Job. Set down the full listing exactly as given. Any pictures are to be left out.
——————————
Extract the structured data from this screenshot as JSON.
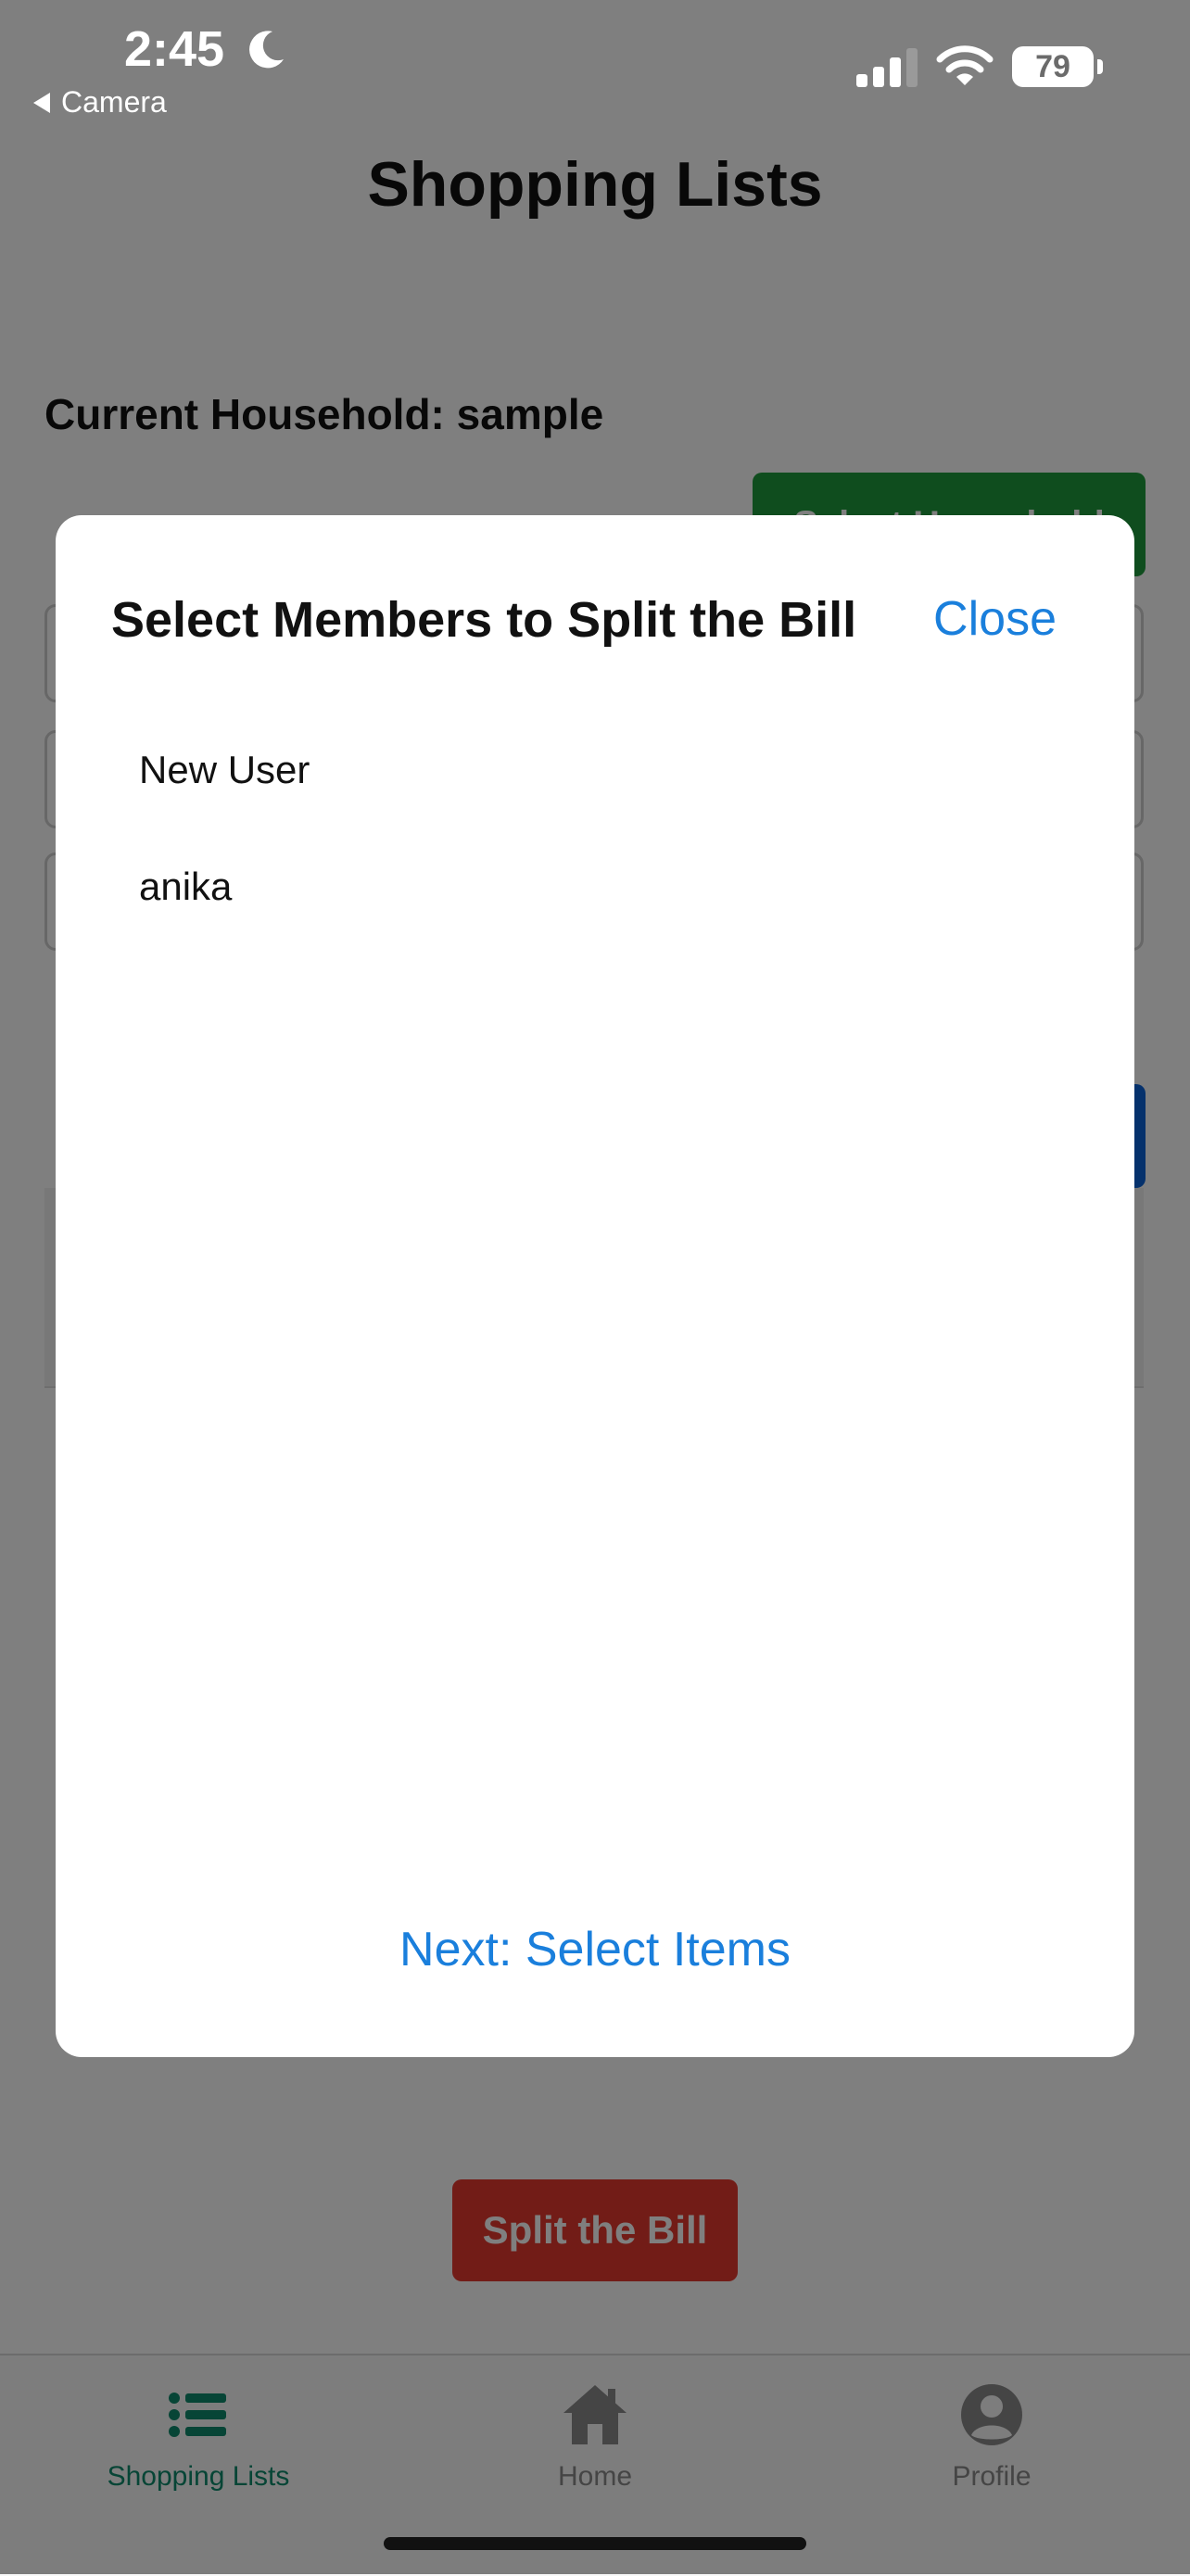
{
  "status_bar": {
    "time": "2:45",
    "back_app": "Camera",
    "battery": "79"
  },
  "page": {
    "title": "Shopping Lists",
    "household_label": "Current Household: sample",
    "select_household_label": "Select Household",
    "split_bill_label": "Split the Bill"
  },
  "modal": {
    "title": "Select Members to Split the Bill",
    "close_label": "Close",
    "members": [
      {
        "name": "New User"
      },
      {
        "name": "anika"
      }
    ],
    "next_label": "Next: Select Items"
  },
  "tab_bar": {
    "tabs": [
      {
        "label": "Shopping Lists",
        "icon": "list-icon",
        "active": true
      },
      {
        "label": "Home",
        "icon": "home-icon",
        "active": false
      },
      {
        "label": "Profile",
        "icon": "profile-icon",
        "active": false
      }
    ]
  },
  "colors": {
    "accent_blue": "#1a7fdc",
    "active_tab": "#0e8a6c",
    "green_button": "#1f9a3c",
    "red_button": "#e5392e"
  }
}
——————————
Written response.
Extract the structured data from this screenshot as JSON.
{
  "status_bar": {
    "time": "2:45",
    "back_app": "Camera",
    "battery": "79"
  },
  "page": {
    "title": "Shopping Lists",
    "household_label": "Current Household: sample",
    "select_household_label": "Select Household",
    "split_bill_label": "Split the Bill"
  },
  "modal": {
    "title": "Select Members to Split the Bill",
    "close_label": "Close",
    "members": [
      {
        "name": "New User"
      },
      {
        "name": "anika"
      }
    ],
    "next_label": "Next: Select Items"
  },
  "tab_bar": {
    "tabs": [
      {
        "label": "Shopping Lists",
        "icon": "list-icon",
        "active": true
      },
      {
        "label": "Home",
        "icon": "home-icon",
        "active": false
      },
      {
        "label": "Profile",
        "icon": "profile-icon",
        "active": false
      }
    ]
  },
  "colors": {
    "accent_blue": "#1a7fdc",
    "active_tab": "#0e8a6c",
    "green_button": "#1f9a3c",
    "red_button": "#e5392e"
  }
}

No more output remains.